===== Dataset records

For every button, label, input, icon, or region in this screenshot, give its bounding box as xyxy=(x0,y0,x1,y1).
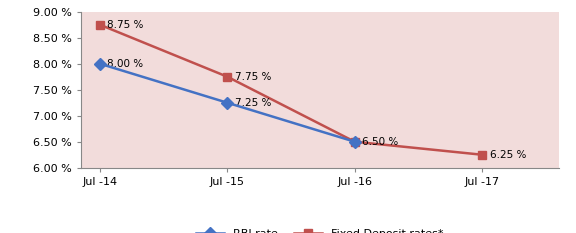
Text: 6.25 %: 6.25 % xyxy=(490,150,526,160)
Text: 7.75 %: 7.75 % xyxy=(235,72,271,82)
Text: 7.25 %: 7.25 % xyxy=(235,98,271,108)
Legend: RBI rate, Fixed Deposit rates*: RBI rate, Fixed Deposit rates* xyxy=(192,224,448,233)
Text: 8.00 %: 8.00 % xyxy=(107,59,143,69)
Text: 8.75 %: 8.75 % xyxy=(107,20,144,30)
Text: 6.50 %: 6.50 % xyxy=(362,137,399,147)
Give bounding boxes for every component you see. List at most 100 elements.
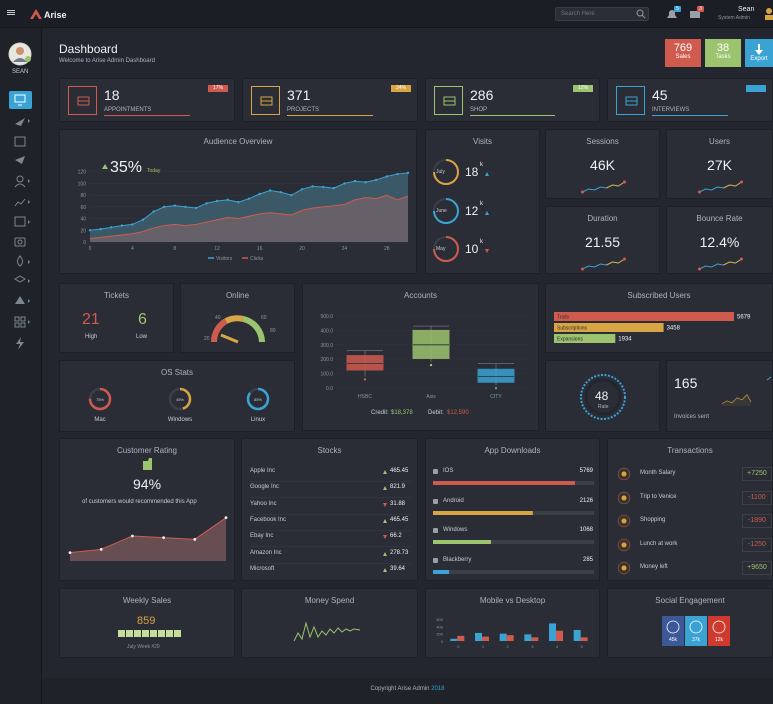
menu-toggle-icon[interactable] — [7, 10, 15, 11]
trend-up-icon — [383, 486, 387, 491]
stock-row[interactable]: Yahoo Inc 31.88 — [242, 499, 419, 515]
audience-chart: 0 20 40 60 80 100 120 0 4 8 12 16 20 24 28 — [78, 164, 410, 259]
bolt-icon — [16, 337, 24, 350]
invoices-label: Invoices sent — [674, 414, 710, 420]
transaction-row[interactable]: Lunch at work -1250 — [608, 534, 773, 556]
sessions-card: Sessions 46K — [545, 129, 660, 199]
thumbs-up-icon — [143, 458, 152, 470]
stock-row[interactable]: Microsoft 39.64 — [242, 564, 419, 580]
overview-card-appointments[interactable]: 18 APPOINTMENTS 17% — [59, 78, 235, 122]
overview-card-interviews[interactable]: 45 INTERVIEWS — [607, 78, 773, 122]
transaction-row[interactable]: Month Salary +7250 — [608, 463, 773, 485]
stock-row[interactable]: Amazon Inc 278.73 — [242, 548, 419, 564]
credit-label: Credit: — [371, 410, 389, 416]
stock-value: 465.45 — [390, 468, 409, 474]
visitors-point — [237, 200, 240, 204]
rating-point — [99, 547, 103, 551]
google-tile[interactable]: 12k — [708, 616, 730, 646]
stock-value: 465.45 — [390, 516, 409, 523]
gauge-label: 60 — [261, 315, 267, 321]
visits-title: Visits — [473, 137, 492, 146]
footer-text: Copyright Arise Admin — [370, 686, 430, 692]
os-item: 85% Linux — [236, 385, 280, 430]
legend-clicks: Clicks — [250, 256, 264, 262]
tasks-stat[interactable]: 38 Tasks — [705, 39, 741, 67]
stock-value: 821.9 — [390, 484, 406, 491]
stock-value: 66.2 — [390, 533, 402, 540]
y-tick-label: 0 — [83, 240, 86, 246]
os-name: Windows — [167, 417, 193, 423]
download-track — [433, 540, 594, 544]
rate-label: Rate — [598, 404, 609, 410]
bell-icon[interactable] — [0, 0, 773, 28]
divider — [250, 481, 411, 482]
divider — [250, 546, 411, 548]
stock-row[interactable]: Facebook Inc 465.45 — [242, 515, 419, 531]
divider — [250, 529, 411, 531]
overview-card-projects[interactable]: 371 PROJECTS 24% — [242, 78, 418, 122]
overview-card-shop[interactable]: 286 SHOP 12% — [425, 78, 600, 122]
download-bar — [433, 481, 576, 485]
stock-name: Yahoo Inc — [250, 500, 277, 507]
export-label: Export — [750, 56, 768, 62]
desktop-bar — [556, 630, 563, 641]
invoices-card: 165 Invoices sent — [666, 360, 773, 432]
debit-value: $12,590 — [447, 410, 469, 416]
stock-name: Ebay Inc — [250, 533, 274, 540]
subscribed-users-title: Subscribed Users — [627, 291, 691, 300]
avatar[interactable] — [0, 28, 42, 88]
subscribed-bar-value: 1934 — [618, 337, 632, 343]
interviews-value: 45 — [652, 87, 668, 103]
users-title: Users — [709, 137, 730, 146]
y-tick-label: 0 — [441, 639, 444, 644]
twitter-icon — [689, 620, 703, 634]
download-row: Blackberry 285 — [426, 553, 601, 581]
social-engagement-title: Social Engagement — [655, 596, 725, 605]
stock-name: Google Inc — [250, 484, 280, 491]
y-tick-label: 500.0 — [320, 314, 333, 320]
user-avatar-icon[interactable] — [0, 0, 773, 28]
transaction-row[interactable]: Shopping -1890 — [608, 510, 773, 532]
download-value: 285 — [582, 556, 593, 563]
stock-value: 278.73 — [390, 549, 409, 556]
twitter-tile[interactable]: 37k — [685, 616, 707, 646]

==========

== Written instruction ==
Copy every line above word for word, leaving out the pictures.

== Written response ==
For every button, label, input, icon, or region in this screenshot, give its bounding box as xyxy=(x0,y0,x1,y1).
Text: 6.25 %: 6.25 % xyxy=(490,150,526,160)
Text: 7.75 %: 7.75 % xyxy=(235,72,271,82)
Text: 7.25 %: 7.25 % xyxy=(235,98,271,108)
Legend: RBI rate, Fixed Deposit rates*: RBI rate, Fixed Deposit rates* xyxy=(192,224,448,233)
Text: 8.00 %: 8.00 % xyxy=(107,59,143,69)
Text: 8.75 %: 8.75 % xyxy=(107,20,144,30)
Text: 6.50 %: 6.50 % xyxy=(362,137,399,147)
Give bounding boxes for every component you see. List at most 100 elements.
menu-toggle-icon[interactable] — [7, 10, 15, 11]
trend-up-icon — [383, 486, 387, 491]
stock-row[interactable]: Yahoo Inc 31.88 — [242, 499, 419, 515]
audience-chart: 0 20 40 60 80 100 120 0 4 8 12 16 20 24 28 — [78, 164, 410, 259]
bolt-icon — [16, 337, 24, 350]
invoices-label: Invoices sent — [674, 414, 710, 420]
transaction-row[interactable]: Lunch at work -1250 — [608, 534, 773, 556]
sessions-card: Sessions 46K — [545, 129, 660, 199]
thumbs-up-icon — [143, 458, 152, 470]
stock-row[interactable]: Microsoft 39.64 — [242, 564, 419, 580]
overview-card-appointments[interactable]: 18 APPOINTMENTS 17% — [59, 78, 235, 122]
overview-card-interviews[interactable]: 45 INTERVIEWS — [607, 78, 773, 122]
transaction-row[interactable]: Month Salary +7250 — [608, 463, 773, 485]
stock-row[interactable]: Amazon Inc 278.73 — [242, 548, 419, 564]
credit-label: Credit: — [371, 410, 389, 416]
stock-value: 465.45 — [390, 468, 409, 474]
visitors-point — [237, 200, 240, 204]
rating-point — [99, 547, 103, 551]
google-tile[interactable]: 12k — [708, 616, 730, 646]
stock-value: 465.45 — [390, 516, 409, 523]
gauge-label: 60 — [261, 315, 267, 321]
visits-title: Visits — [473, 137, 492, 146]
footer-text: Copyright Arise Admin — [370, 686, 430, 692]
os-item: 85% Linux — [236, 385, 280, 430]
legend-clicks: Clicks — [250, 256, 264, 262]
tasks-stat[interactable]: 38 Tasks — [705, 39, 741, 67]
stock-value: 821.9 — [390, 484, 406, 491]
stock-value: 66.2 — [390, 533, 402, 540]
y-tick-label: 0 — [83, 240, 86, 246]
os-name: Windows — [167, 417, 193, 423]
download-track — [433, 540, 594, 544]
rate-label: Rate — [598, 404, 609, 410]
bell-icon[interactable] — [0, 0, 773, 28]
divider — [250, 481, 411, 482]
divider — [250, 546, 411, 548]
stock-row[interactable]: Facebook Inc 465.45 — [242, 515, 419, 531]
divider — [250, 529, 411, 531]
overview-card-projects[interactable]: 371 PROJECTS 24% — [242, 78, 418, 122]
overview-card-shop[interactable]: 286 SHOP 12% — [425, 78, 600, 122]
download-bar — [433, 481, 576, 485]
stock-name: Yahoo Inc — [250, 500, 277, 507]
export-label: Export — [750, 56, 768, 62]
desktop-bar — [556, 630, 563, 641]
invoices-card: 165 Invoices sent — [666, 360, 773, 432]
debit-value: $12,590 — [447, 410, 469, 416]
stock-name: Ebay Inc — [250, 533, 274, 540]
subscribed-users-title: Subscribed Users — [627, 291, 691, 300]
avatar[interactable] — [0, 28, 42, 88]
subscribed-bar-value: 1934 — [618, 337, 632, 343]
interviews-value: 45 — [652, 87, 668, 103]
users-title: Users — [709, 137, 730, 146]
y-tick-label: 0 — [441, 639, 444, 644]
twitter-icon — [689, 620, 703, 634]
download-row: Blackberry 285 — [426, 553, 601, 581]
social-engagement-title: Social Engagement — [655, 596, 725, 605]
stock-name: Google Inc — [250, 484, 280, 491]
y-tick-label: 500.0 — [320, 314, 333, 320]
user-avatar-icon[interactable] — [0, 0, 773, 28]
transaction-row[interactable]: Shopping -1890 — [608, 510, 773, 532]
download-value: 285 — [582, 556, 593, 563]
stock-value: 278.73 — [390, 549, 409, 556]
twitter-tile[interactable]: 37k — [685, 616, 707, 646]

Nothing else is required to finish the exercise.